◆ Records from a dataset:
☆ ☆ ☆ ☆ ☆ ☆ ☆
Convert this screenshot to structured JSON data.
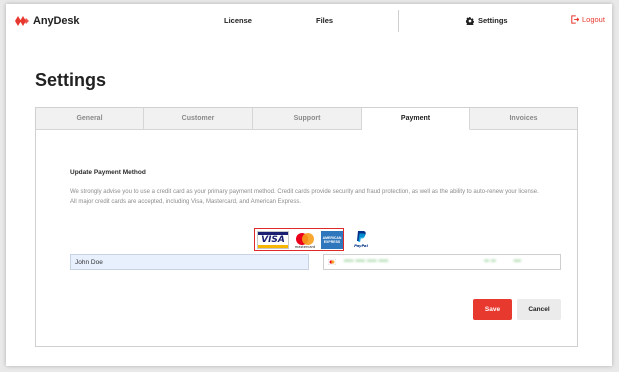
{
  "header": {
    "brand": "AnyDesk",
    "nav": {
      "license": "License",
      "files": "Files",
      "settings": "Settings",
      "logout": "Logout"
    }
  },
  "page": {
    "title": "Settings"
  },
  "tabs": [
    {
      "label": "General",
      "active": false
    },
    {
      "label": "Customer",
      "active": false
    },
    {
      "label": "Support",
      "active": false
    },
    {
      "label": "Payment",
      "active": true
    },
    {
      "label": "Invoices",
      "active": false
    }
  ],
  "payment": {
    "section_title": "Update Payment Method",
    "description": "We strongly advise you to use a credit card as your primary payment method. Credit cards provide security and fraud protection, as well as the ability to auto-renew your license. All major credit cards are accepted, including Visa, Mastercard, and American Express.",
    "cards": {
      "visa": "VISA",
      "mastercard": "mastercard",
      "amex": "AMERICAN EXPRESS",
      "paypal": "PayPal"
    },
    "name_value": "John Doe",
    "card_number_masked": "•••• •••• •••• ••••",
    "card_expiry_masked": "•• ••",
    "card_cvc_masked": "•••"
  },
  "buttons": {
    "save": "Save",
    "cancel": "Cancel"
  },
  "colors": {
    "accent": "#e8392f",
    "highlight_box": "#e02a2a",
    "tab_active": "#ffffff",
    "tab_inactive": "#f1f1f1"
  }
}
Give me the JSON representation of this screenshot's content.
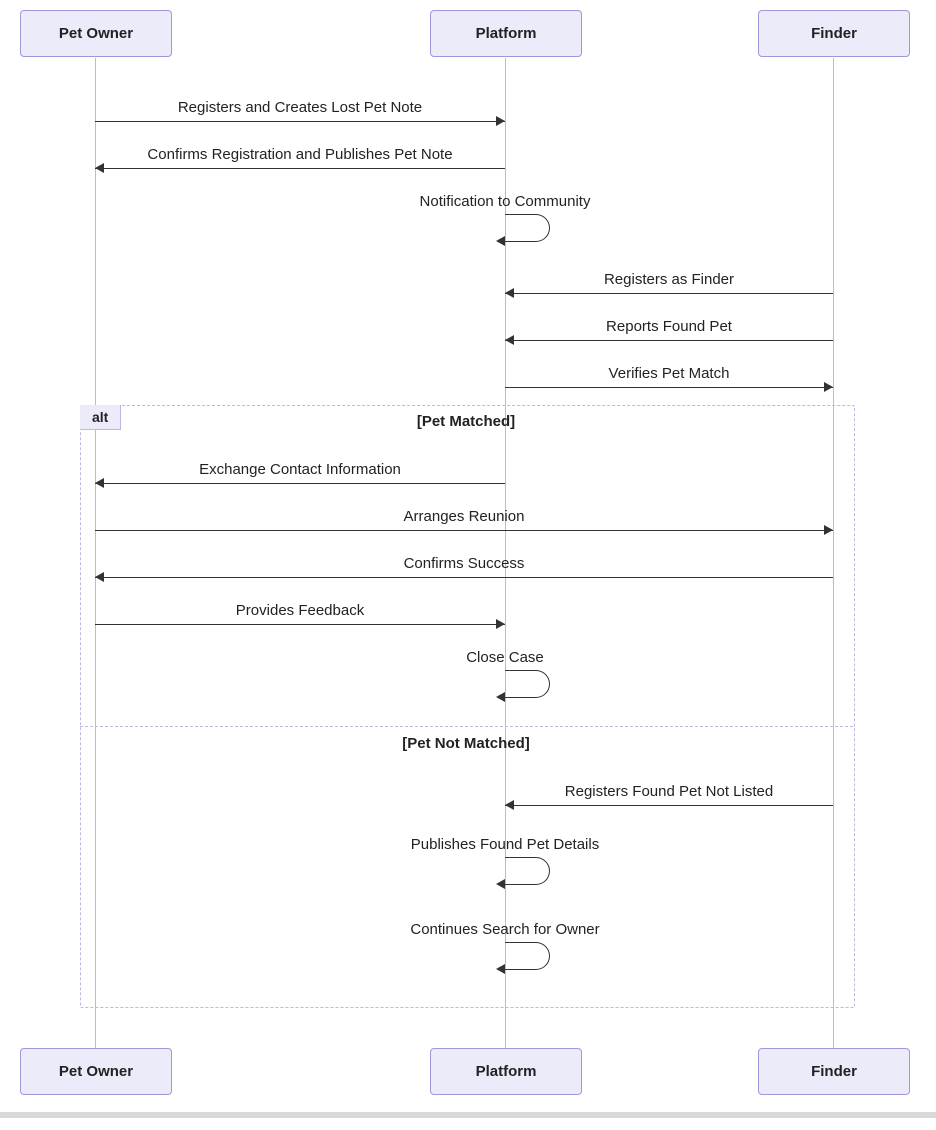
{
  "actors": {
    "owner": "Pet Owner",
    "platform": "Platform",
    "finder": "Finder"
  },
  "messages": {
    "m1": "Registers and Creates Lost Pet Note",
    "m2": "Confirms Registration and Publishes Pet Note",
    "m3": "Notification to Community",
    "m4": "Registers as Finder",
    "m5": "Reports Found Pet",
    "m6": "Verifies Pet Match",
    "m7": "Exchange Contact Information",
    "m8": "Arranges Reunion",
    "m9": "Confirms Success",
    "m10": "Provides Feedback",
    "m11": "Close Case",
    "m12": "Registers Found Pet Not Listed",
    "m13": "Publishes Found Pet Details",
    "m14": "Continues Search for Owner"
  },
  "alt": {
    "label": "alt",
    "cond1": "[Pet Matched]",
    "cond2": "[Pet Not Matched]"
  }
}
☆ ☆ ☆ ☆ ☆ ☆ ☆
◆ Exercise task: Show all lines from the data above in which the word "Owner" appears.

◆ Written solution:
    "owner": "Pet Owner",
    "m14": "Continues Search for Owner"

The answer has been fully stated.